Transcribe all of the material below word for word and leave out its pictures.

• Saved entries:

☆ ☆ ☆ ☆

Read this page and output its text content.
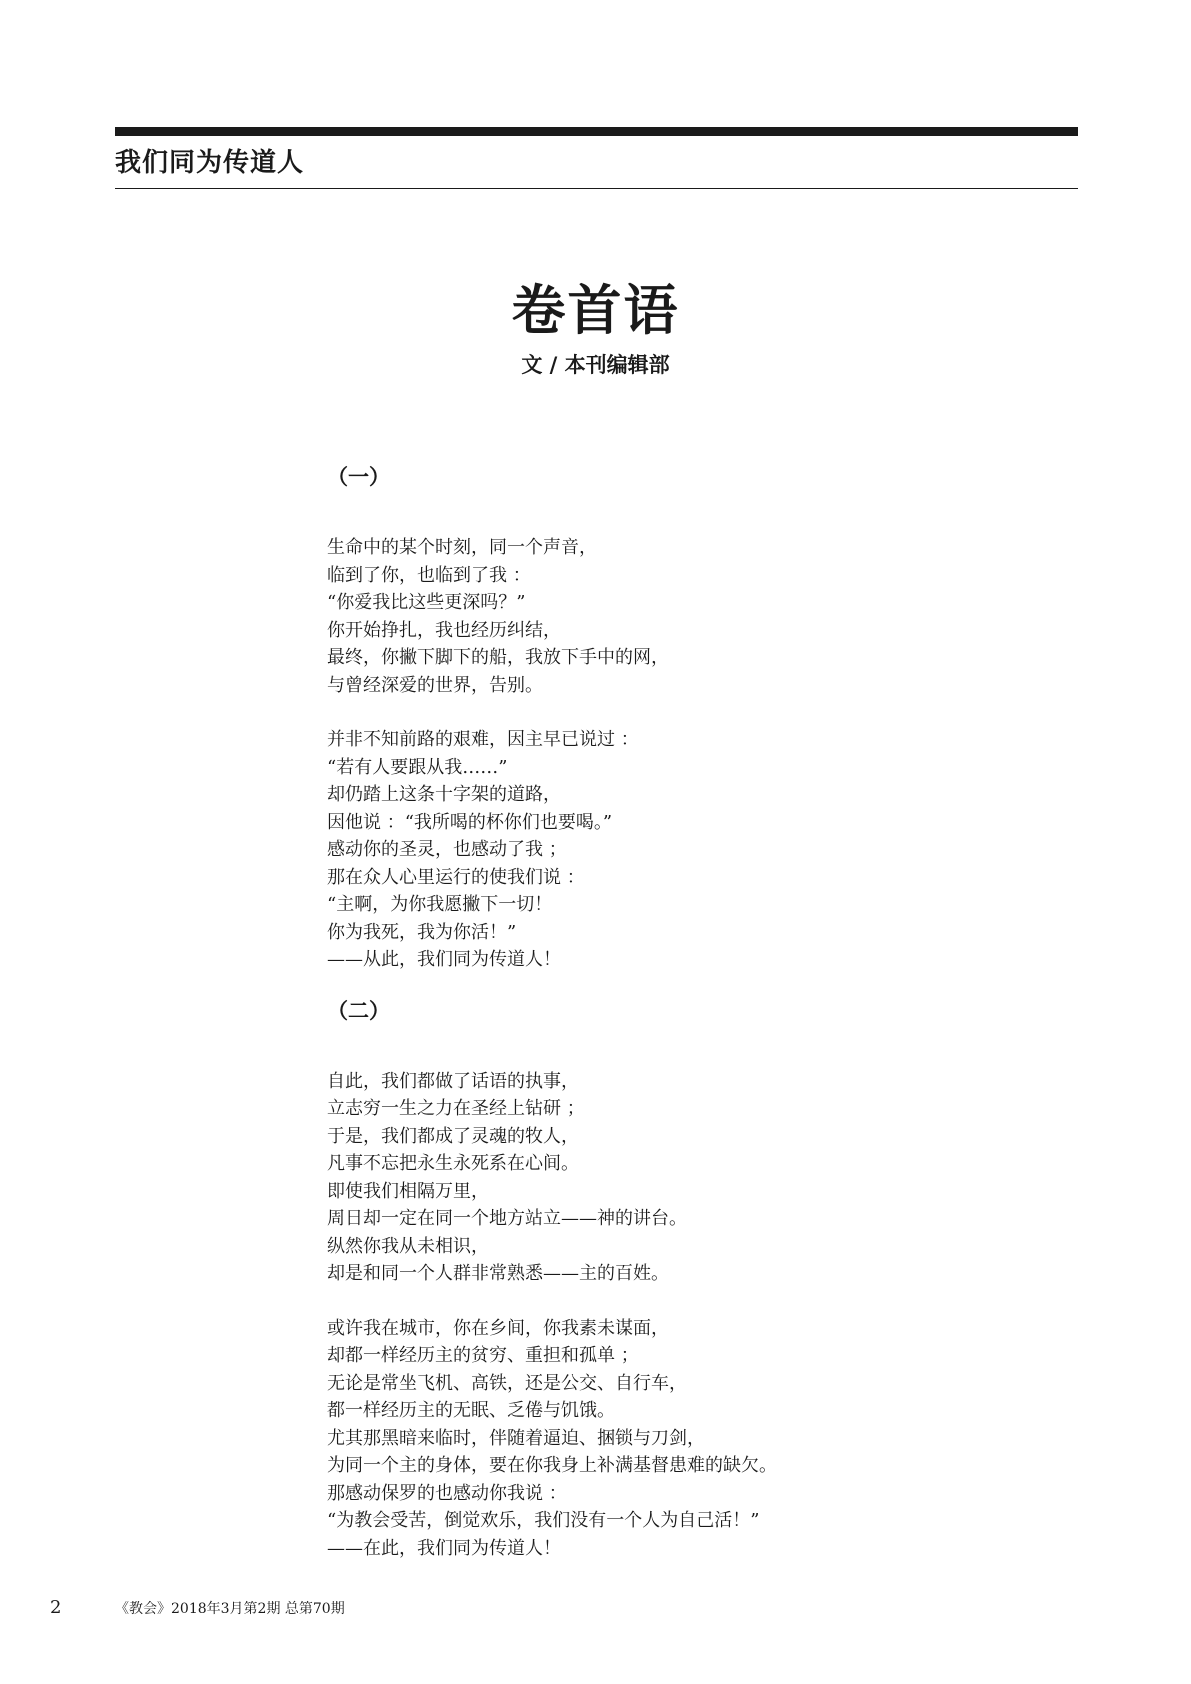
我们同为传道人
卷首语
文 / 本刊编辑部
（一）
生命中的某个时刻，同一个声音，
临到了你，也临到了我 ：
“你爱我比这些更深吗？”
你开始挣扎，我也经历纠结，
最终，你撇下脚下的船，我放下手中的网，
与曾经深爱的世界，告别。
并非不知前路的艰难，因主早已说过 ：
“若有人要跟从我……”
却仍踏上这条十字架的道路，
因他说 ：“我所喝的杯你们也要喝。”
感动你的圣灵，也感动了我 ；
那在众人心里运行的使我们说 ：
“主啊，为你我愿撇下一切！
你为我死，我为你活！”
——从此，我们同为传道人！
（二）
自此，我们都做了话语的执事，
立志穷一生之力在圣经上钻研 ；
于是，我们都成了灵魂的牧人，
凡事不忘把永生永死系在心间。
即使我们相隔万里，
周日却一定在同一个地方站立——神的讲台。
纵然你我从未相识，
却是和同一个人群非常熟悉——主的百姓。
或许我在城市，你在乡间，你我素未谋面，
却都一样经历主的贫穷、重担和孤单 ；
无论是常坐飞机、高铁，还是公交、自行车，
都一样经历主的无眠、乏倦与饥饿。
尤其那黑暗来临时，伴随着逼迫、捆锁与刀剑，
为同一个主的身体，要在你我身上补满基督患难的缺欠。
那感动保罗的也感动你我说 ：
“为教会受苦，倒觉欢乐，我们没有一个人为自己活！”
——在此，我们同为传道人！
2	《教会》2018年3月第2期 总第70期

☆ ☆ ☆ ☆

• Exercise solution:
Read this page and output its text content.
我们同为传道人
卷首语
文 / 本刊编辑部
（一）
生命中的某个时刻，同一个声音，
临到了你，也临到了我 ：
“你爱我比这些更深吗？”
你开始挣扎，我也经历纠结，
最终，你撇下脚下的船，我放下手中的网，
与曾经深爱的世界，告别。
并非不知前路的艰难，因主早已说过 ：
“若有人要跟从我……”
却仍踏上这条十字架的道路，
因他说 ：“我所喝的杯你们也要喝。”
感动你的圣灵，也感动了我 ；
那在众人心里运行的使我们说 ：
“主啊，为你我愿撇下一切！
你为我死，我为你活！”
——从此，我们同为传道人！
（二）
自此，我们都做了话语的执事，
立志穷一生之力在圣经上钻研 ；
于是，我们都成了灵魂的牧人，
凡事不忘把永生永死系在心间。
即使我们相隔万里，
周日却一定在同一个地方站立——神的讲台。
纵然你我从未相识，
却是和同一个人群非常熟悉——主的百姓。
或许我在城市，你在乡间，你我素未谋面，
却都一样经历主的贫穷、重担和孤单 ；
无论是常坐飞机、高铁，还是公交、自行车，
都一样经历主的无眠、乏倦与饥饿。
尤其那黑暗来临时，伴随着逼迫、捆锁与刀剑，
为同一个主的身体，要在你我身上补满基督患难的缺欠。
那感动保罗的也感动你我说 ：
“为教会受苦，倒觉欢乐，我们没有一个人为自己活！”
——在此，我们同为传道人！
2	《教会》2018年3月第2期 总第70期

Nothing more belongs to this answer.